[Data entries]
· · · ·

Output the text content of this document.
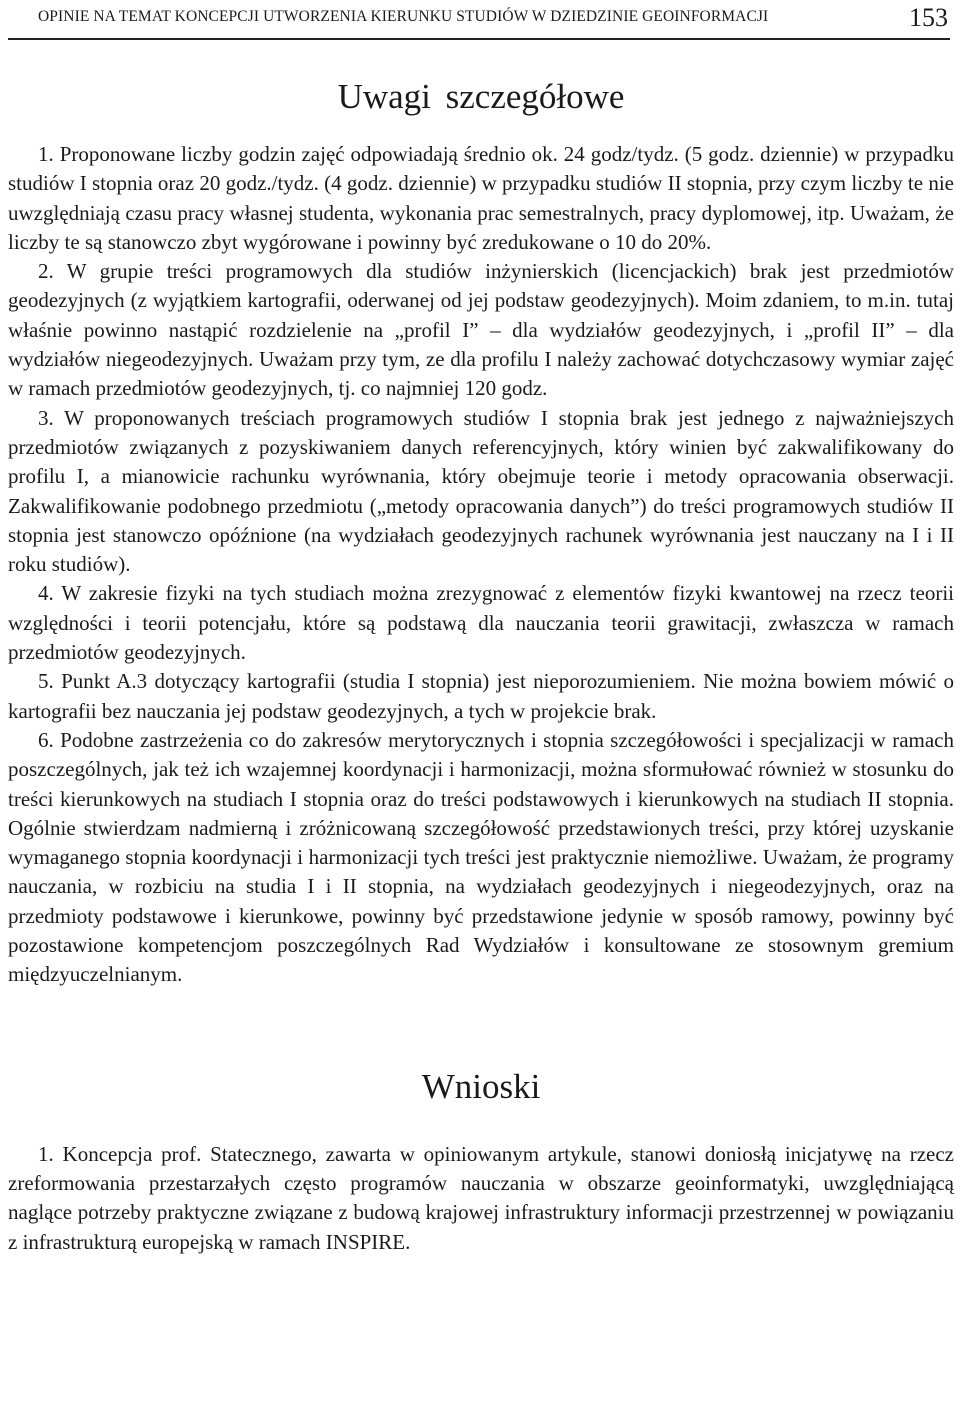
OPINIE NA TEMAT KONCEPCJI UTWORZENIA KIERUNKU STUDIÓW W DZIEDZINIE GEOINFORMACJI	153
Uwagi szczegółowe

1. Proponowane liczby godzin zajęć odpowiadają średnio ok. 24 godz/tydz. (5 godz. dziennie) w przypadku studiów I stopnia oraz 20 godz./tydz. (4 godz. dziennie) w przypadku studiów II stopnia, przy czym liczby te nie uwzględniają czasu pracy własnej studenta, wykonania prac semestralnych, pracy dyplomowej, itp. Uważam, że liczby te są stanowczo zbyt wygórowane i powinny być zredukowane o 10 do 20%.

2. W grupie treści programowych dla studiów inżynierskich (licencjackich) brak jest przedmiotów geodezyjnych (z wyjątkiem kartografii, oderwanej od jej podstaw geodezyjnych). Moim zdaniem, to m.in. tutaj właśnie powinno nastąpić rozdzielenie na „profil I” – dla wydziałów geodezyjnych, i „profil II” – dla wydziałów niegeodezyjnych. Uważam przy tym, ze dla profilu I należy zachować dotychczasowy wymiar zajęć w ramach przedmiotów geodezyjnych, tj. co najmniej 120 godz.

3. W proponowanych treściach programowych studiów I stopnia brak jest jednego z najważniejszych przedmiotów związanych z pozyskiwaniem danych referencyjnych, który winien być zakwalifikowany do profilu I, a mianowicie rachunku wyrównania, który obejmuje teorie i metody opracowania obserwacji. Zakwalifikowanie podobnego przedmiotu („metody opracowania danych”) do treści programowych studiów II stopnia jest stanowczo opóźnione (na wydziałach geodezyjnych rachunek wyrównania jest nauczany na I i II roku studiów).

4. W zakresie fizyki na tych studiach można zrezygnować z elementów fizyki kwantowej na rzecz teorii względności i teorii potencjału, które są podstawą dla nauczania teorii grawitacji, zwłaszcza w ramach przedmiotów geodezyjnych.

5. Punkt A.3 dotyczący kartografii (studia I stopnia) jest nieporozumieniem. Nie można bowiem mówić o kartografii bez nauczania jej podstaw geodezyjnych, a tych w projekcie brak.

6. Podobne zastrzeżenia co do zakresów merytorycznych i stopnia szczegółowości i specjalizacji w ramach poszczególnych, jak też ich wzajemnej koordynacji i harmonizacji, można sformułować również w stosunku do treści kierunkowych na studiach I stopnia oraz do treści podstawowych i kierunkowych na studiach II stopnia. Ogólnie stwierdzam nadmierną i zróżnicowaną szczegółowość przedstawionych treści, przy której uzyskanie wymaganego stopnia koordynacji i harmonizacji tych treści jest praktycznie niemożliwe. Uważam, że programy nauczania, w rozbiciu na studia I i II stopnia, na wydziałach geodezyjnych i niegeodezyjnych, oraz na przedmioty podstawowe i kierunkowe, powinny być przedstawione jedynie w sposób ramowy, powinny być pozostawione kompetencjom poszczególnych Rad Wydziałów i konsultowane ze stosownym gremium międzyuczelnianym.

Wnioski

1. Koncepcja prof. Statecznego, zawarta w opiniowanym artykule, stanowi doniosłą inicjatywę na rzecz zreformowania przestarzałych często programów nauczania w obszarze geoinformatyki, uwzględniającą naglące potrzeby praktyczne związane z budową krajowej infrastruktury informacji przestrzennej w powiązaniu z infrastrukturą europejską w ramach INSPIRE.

· · · ·

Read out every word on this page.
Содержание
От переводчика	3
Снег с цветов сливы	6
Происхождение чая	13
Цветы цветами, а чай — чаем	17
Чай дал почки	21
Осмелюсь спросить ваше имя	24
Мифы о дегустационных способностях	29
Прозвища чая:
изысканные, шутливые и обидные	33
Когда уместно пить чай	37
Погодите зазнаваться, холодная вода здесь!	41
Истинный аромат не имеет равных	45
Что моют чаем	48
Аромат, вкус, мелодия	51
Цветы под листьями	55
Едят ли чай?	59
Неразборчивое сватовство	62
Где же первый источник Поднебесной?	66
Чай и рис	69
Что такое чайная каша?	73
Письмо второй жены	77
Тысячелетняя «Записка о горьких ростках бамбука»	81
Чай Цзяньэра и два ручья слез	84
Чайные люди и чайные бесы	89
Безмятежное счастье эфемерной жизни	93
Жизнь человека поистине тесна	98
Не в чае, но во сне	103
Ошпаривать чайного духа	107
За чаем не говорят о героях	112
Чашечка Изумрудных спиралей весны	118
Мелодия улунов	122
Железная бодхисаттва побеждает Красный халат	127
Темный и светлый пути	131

· · · ·

**Task directions**: Copy every line above that holds the word "this".

**Written reply**:
Output the text content of this document.
Read out every word on this page.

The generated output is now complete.